[Excerpt from a dataset]

= = = = = = =

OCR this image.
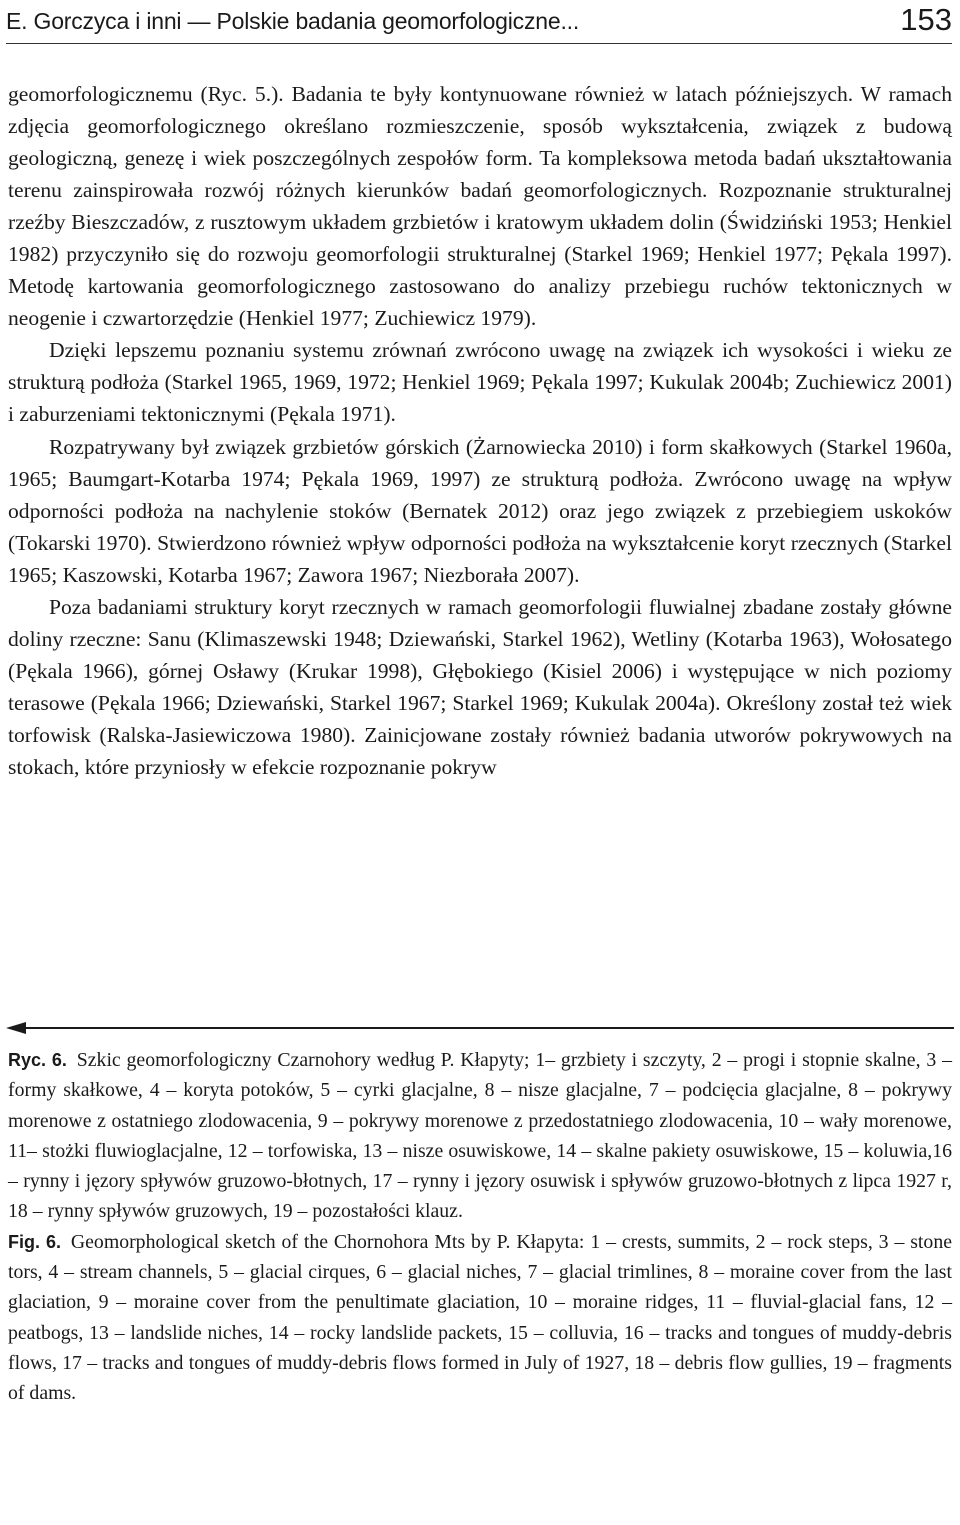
E. Gorczyca i inni — Polskie badania geomorfologiczne...	153

geomorfologicznemu (Ryc. 5.). Badania te były kontynuowane również w latach późniejszych. W ramach zdjęcia geomorfologicznego określano rozmieszczenie, sposób wykształcenia, związek z budową geologiczną, genezę i wiek poszczególnych zespołów form. Ta kompleksowa metoda badań ukształtowania terenu zainspirowała rozwój różnych kierunków badań geomorfologicznych. Rozpoznanie strukturalnej rzeźby Bieszczadów, z rusztowym układem grzbietów i kratowym układem dolin (Świdziński 1953; Henkiel 1982) przyczyniło się do rozwoju geomorfologii strukturalnej (Starkel 1969; Henkiel 1977; Pękala 1997). Metodę kartowania geomorfologicznego zastosowano do analizy przebiegu ruchów tektonicznych w neogenie i czwartorzędzie (Henkiel 1977; Zuchiewicz 1979).

Dzięki lepszemu poznaniu systemu zrównań zwrócono uwagę na związek ich wysokości i wieku ze strukturą podłoża (Starkel 1965, 1969, 1972; Henkiel 1969; Pękala 1997; Kukulak 2004b; Zuchiewicz 2001) i zaburzeniami tektonicznymi (Pękala 1971).

Rozpatrywany był związek grzbietów górskich (Żarnowiecka 2010) i form skałkowych (Starkel 1960a, 1965; Baumgart-Kotarba 1974; Pękala 1969, 1997) ze strukturą podłoża. Zwrócono uwagę na wpływ odporności podłoża na nachylenie stoków (Bernatek 2012) oraz jego związek z przebiegiem uskoków (Tokarski 1970). Stwierdzono również wpływ odporności podłoża na wykształcenie koryt rzecznych (Starkel 1965; Kaszowski, Kotarba 1967; Zawora 1967; Niezborała 2007).

Poza badaniami struktury koryt rzecznych w ramach geomorfologii fluwialnej zbadane zostały główne doliny rzeczne: Sanu (Klimaszewski 1948; Dziewański, Starkel 1962), Wetliny (Kotarba 1963), Wołosatego (Pękala 1966), górnej Osławy (Krukar 1998), Głębokiego (Kisiel 2006) i występujące w nich poziomy terasowe (Pękala 1966; Dziewański, Starkel 1967; Starkel 1969; Kukulak 2004a). Określony został też wiek torfowisk (Ralska-Jasiewiczowa 1980). Zainicjowane zostały również badania utworów pokrywowych na stokach, które przyniosły w efekcie rozpoznanie pokryw

Ryc. 6. Szkic geomorfologiczny Czarnohory według P. Kłapyty; 1– grzbiety i szczyty, 2 – progi i stopnie skalne, 3 – formy skałkowe, 4 – koryta potoków, 5 – cyrki glacjalne, 8 – nisze glacjalne, 7 – podcięcia glacjalne, 8 – pokrywy morenowe z ostatniego zlodowacenia, 9 – pokrywy morenowe z przedostatniego zlodowacenia, 10 – wały morenowe, 11– stożki fluwioglacjalne, 12 – torfowiska, 13 – nisze osuwiskowe, 14 – skalne pakiety osuwiskowe, 15 – koluwia,16 – rynny i jęzory spływów gruzowo-błotnych, 17 – rynny i jęzory osuwisk i spływów gruzowo-błotnych z lipca 1927 r, 18 – rynny spływów gruzowych, 19 – pozostałości klauz.

Fig. 6. Geomorphological sketch of the Chornohora Mts by P. Kłapyta: 1 – crests, summits, 2 – rock steps, 3 – stone tors, 4 – stream channels, 5 – glacial cirques, 6 – glacial niches, 7 – glacial trimlines, 8 – moraine cover from the last glaciation, 9 – moraine cover from the penultimate glaciation, 10 – moraine ridges, 11 – fluvial-glacial fans, 12 – peatbogs, 13 – landslide niches, 14 – rocky landslide packets, 15 – colluvia, 16 – tracks and tongues of muddy-debris flows, 17 – tracks and tongues of muddy-debris flows formed in July of 1927, 18 – debris flow gullies, 19 – fragments of dams.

= = = = = = =

Using the records above, select and copy every line that has the word "podłoża".

Dzięki lepszemu poznaniu systemu zrównań zwrócono uwagę na związek ich wysokości i wieku ze strukturą podłoża (Starkel 1965, 1969, 1972; Henkiel 1969; Pękala 1997; Kukulak 2004b; Zuchiewicz 2001) i zaburzeniami tektonicznymi (Pękala 1971).
Rozpatrywany był związek grzbietów górskich (Żarnowiecka 2010) i form skałkowych (Starkel 1960a, 1965; Baumgart-Kotarba 1974; Pękala 1969, 1997) ze strukturą podłoża. Zwrócono uwagę na wpływ odporności podłoża na nachylenie stoków (Bernatek 2012) oraz jego związek z przebiegiem uskoków (Tokarski 1970). Stwierdzono również wpływ odporności podłoża na wykształcenie koryt rzecznych (Starkel 1965; Kaszowski, Kotarba 1967; Zawora 1967; Niezborała 2007).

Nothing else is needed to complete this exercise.